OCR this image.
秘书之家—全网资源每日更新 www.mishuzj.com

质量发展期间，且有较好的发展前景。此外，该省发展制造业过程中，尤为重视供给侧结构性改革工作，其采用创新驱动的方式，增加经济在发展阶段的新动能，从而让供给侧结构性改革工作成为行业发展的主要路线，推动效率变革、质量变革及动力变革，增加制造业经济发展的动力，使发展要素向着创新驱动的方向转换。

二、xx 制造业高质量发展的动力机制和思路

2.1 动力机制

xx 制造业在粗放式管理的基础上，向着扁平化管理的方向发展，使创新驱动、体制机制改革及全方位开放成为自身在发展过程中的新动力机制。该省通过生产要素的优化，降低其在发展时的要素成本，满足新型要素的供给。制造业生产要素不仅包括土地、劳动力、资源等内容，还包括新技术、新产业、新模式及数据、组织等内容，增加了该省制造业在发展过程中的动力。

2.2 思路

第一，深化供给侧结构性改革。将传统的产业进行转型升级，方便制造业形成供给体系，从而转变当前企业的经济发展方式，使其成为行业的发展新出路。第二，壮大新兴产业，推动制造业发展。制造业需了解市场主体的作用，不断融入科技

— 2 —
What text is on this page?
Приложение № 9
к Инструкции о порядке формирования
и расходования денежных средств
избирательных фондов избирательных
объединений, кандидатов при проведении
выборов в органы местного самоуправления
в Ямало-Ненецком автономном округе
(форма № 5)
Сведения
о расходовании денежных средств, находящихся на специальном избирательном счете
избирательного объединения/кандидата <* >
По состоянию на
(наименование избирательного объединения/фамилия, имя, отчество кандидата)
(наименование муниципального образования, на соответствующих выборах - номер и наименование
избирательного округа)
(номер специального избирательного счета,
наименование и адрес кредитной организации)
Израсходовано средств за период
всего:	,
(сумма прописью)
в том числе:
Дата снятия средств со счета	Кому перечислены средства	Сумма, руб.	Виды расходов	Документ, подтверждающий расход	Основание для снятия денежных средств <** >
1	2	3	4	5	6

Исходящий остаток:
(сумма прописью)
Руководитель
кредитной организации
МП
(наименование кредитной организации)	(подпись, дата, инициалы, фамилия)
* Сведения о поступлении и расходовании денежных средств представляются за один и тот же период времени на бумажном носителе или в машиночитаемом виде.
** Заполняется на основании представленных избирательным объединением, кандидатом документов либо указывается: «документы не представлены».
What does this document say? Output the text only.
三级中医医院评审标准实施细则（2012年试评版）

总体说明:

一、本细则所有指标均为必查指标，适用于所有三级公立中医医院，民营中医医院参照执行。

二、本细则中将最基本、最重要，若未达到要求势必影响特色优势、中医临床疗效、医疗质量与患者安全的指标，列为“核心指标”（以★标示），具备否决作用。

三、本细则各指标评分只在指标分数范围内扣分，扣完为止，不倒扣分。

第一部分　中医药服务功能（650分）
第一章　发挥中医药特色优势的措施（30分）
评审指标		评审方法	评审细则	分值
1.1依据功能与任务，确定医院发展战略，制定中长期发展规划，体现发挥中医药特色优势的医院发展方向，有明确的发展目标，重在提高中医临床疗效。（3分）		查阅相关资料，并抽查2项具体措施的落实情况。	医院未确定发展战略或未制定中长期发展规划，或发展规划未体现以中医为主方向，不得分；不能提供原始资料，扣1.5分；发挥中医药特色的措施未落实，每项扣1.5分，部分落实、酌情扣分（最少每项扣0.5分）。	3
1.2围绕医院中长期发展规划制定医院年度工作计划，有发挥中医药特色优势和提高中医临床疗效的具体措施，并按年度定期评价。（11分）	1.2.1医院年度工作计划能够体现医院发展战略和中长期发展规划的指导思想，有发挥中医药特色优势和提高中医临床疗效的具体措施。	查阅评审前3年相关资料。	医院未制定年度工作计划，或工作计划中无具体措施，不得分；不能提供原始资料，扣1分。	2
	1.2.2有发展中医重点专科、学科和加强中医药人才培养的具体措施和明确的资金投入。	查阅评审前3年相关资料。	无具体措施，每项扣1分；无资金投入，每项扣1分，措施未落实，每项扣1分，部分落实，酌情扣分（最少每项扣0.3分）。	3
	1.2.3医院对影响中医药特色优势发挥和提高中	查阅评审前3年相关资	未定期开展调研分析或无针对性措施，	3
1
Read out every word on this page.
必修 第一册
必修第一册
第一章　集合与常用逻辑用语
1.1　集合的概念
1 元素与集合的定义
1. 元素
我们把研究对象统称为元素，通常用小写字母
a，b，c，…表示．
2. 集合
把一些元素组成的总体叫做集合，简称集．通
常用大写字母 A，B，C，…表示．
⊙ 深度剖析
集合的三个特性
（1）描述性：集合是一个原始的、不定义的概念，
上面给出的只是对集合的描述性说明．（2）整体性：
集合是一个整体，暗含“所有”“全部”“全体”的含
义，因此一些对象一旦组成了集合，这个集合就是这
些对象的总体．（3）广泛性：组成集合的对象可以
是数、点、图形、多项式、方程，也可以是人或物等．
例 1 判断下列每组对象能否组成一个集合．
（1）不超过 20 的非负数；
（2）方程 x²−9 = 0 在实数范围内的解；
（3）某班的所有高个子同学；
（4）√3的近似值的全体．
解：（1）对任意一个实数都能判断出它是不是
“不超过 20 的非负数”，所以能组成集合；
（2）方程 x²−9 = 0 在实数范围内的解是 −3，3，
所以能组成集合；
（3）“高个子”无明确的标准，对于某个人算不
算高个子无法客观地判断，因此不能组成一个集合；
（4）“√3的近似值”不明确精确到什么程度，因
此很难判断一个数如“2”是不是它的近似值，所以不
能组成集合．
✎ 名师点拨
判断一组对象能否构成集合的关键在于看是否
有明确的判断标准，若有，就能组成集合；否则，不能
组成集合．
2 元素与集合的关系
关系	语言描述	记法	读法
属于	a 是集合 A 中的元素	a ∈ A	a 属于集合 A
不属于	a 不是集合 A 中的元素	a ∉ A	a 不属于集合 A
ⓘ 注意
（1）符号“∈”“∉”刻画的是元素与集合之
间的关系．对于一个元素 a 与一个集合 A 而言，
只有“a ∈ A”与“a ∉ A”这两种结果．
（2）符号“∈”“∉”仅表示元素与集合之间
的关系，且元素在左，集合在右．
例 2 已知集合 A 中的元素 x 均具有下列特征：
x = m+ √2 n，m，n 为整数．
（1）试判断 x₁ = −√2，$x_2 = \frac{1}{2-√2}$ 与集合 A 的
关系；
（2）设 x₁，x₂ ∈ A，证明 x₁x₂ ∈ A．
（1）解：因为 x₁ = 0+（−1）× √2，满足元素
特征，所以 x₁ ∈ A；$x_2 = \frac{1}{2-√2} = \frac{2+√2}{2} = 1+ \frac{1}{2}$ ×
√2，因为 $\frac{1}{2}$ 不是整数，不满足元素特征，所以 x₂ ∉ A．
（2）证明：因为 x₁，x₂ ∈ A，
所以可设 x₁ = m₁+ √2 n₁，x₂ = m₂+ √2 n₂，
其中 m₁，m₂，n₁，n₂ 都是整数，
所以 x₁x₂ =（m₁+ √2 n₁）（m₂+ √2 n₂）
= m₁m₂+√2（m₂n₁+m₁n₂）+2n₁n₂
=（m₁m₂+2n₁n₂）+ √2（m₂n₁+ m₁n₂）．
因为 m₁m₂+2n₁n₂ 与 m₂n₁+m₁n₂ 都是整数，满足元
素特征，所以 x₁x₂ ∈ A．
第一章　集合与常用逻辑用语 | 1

□ □ □

• WRITTEN PROBLEM:
Each line of the listing should be echoed back exactly.

• RESULT:
OCR this image.
秘书之家—全网资源每日更新 www.mishuzj.com

质量发展期间，且有较好的发展前景。此外，该省发展制造业过程中，尤为重视供给侧结构性改革工作，其采用创新驱动的方式，增加经济在发展阶段的新动能，从而让供给侧结构性改革工作成为行业发展的主要路线，推动效率变革、质量变革及动力变革，增加制造业经济发展的动力，使发展要素向着创新驱动的方向转换。

二、xx 制造业高质量发展的动力机制和思路

2.1 动力机制

xx 制造业在粗放式管理的基础上，向着扁平化管理的方向发展，使创新驱动、体制机制改革及全方位开放成为自身在发展过程中的新动力机制。该省通过生产要素的优化，降低其在发展时的要素成本，满足新型要素的供给。制造业生产要素不仅包括土地、劳动力、资源等内容，还包括新技术、新产业、新模式及数据、组织等内容，增加了该省制造业在发展过程中的动力。

2.2 思路

第一，深化供给侧结构性改革。将传统的产业进行转型升级，方便制造业形成供给体系，从而转变当前企业的经济发展方式，使其成为行业的发展新出路。第二，壮大新兴产业，推动制造业发展。制造业需了解市场主体的作用，不断融入科技

— 2 —
What text is on this page?
Приложение № 9
к Инструкции о порядке формирования
и расходования денежных средств
избирательных фондов избирательных
объединений, кандидатов при проведении
выборов в органы местного самоуправления
в Ямало-Ненецком автономном округе
(форма № 5)
Сведения
о расходовании денежных средств, находящихся на специальном избирательном счете
избирательного объединения/кандидата <* >
По состоянию на
(наименование избирательного объединения/фамилия, имя, отчество кандидата)
(наименование муниципального образования, на соответствующих выборах - номер и наименование
избирательного округа)
(номер специального избирательного счета,
наименование и адрес кредитной организации)
Израсходовано средств за период
всего:	,
(сумма прописью)
в том числе:
Дата снятия средств со счета	Кому перечислены средства	Сумма, руб.	Виды расходов	Документ, подтверждающий расход	Основание для снятия денежных средств <** >
1	2	3	4	5	6

Исходящий остаток:
(сумма прописью)
Руководитель
кредитной организации
МП
(наименование кредитной организации)	(подпись, дата, инициалы, фамилия)
* Сведения о поступлении и расходовании денежных средств представляются за один и тот же период времени на бумажном носителе или в машиночитаемом виде.
** Заполняется на основании представленных избирательным объединением, кандидатом документов либо указывается: «документы не представлены».
What does this document say? Output the text only.
三级中医医院评审标准实施细则（2012年试评版）

总体说明:

一、本细则所有指标均为必查指标，适用于所有三级公立中医医院，民营中医医院参照执行。

二、本细则中将最基本、最重要，若未达到要求势必影响特色优势、中医临床疗效、医疗质量与患者安全的指标，列为“核心指标”（以★标示），具备否决作用。

三、本细则各指标评分只在指标分数范围内扣分，扣完为止，不倒扣分。

第一部分　中医药服务功能（650分）
第一章　发挥中医药特色优势的措施（30分）
评审指标		评审方法	评审细则	分值
1.1依据功能与任务，确定医院发展战略，制定中长期发展规划，体现发挥中医药特色优势的医院发展方向，有明确的发展目标，重在提高中医临床疗效。（3分）		查阅相关资料，并抽查2项具体措施的落实情况。	医院未确定发展战略或未制定中长期发展规划，或发展规划未体现以中医为主方向，不得分；不能提供原始资料，扣1.5分；发挥中医药特色的措施未落实，每项扣1.5分，部分落实、酌情扣分（最少每项扣0.5分）。	3
1.2围绕医院中长期发展规划制定医院年度工作计划，有发挥中医药特色优势和提高中医临床疗效的具体措施，并按年度定期评价。（11分）	1.2.1医院年度工作计划能够体现医院发展战略和中长期发展规划的指导思想，有发挥中医药特色优势和提高中医临床疗效的具体措施。	查阅评审前3年相关资料。	医院未制定年度工作计划，或工作计划中无具体措施，不得分；不能提供原始资料，扣1分。	2
	1.2.2有发展中医重点专科、学科和加强中医药人才培养的具体措施和明确的资金投入。	查阅评审前3年相关资料。	无具体措施，每项扣1分；无资金投入，每项扣1分，措施未落实，每项扣1分，部分落实，酌情扣分（最少每项扣0.3分）。	3
	1.2.3医院对影响中医药特色优势发挥和提高中	查阅评审前3年相关资	未定期开展调研分析或无针对性措施，	3
1
Read out every word on this page.
必修 第一册
必修第一册
第一章　集合与常用逻辑用语
1.1　集合的概念
1 元素与集合的定义
1. 元素
我们把研究对象统称为元素，通常用小写字母
a，b，c，…表示．
2. 集合
把一些元素组成的总体叫做集合，简称集．通
常用大写字母 A，B，C，…表示．
⊙ 深度剖析
集合的三个特性
（1）描述性：集合是一个原始的、不定义的概念，
上面给出的只是对集合的描述性说明．（2）整体性：
集合是一个整体，暗含“所有”“全部”“全体”的含
义，因此一些对象一旦组成了集合，这个集合就是这
些对象的总体．（3）广泛性：组成集合的对象可以
是数、点、图形、多项式、方程，也可以是人或物等．
例 1 判断下列每组对象能否组成一个集合．
（1）不超过 20 的非负数；
（2）方程 x²−9 = 0 在实数范围内的解；
（3）某班的所有高个子同学；
（4）√3的近似值的全体．
解：（1）对任意一个实数都能判断出它是不是
“不超过 20 的非负数”，所以能组成集合；
（2）方程 x²−9 = 0 在实数范围内的解是 −3，3，
所以能组成集合；
（3）“高个子”无明确的标准，对于某个人算不
算高个子无法客观地判断，因此不能组成一个集合；
（4）“√3的近似值”不明确精确到什么程度，因
此很难判断一个数如“2”是不是它的近似值，所以不
能组成集合．
✎ 名师点拨
判断一组对象能否构成集合的关键在于看是否
有明确的判断标准，若有，就能组成集合；否则，不能
组成集合．
2 元素与集合的关系
关系	语言描述	记法	读法
属于	a 是集合 A 中的元素	a ∈ A	a 属于集合 A
不属于	a 不是集合 A 中的元素	a ∉ A	a 不属于集合 A
ⓘ 注意
（1）符号“∈”“∉”刻画的是元素与集合之
间的关系．对于一个元素 a 与一个集合 A 而言，
只有“a ∈ A”与“a ∉ A”这两种结果．
（2）符号“∈”“∉”仅表示元素与集合之间
的关系，且元素在左，集合在右．
例 2 已知集合 A 中的元素 x 均具有下列特征：
x = m+ √2 n，m，n 为整数．
（1）试判断 x₁ = −√2，$x_2 = \frac{1}{2-√2}$ 与集合 A 的
关系；
（2）设 x₁，x₂ ∈ A，证明 x₁x₂ ∈ A．
（1）解：因为 x₁ = 0+（−1）× √2，满足元素
特征，所以 x₁ ∈ A；$x_2 = \frac{1}{2-√2} = \frac{2+√2}{2} = 1+ \frac{1}{2}$ ×
√2，因为 $\frac{1}{2}$ 不是整数，不满足元素特征，所以 x₂ ∉ A．
（2）证明：因为 x₁，x₂ ∈ A，
所以可设 x₁ = m₁+ √2 n₁，x₂ = m₂+ √2 n₂，
其中 m₁，m₂，n₁，n₂ 都是整数，
所以 x₁x₂ =（m₁+ √2 n₁）（m₂+ √2 n₂）
= m₁m₂+√2（m₂n₁+m₁n₂）+2n₁n₂
=（m₁m₂+2n₁n₂）+ √2（m₂n₁+ m₁n₂）．
因为 m₁m₂+2n₁n₂ 与 m₂n₁+m₁n₂ 都是整数，满足元
素特征，所以 x₁x₂ ∈ A．
第一章　集合与常用逻辑用语 | 1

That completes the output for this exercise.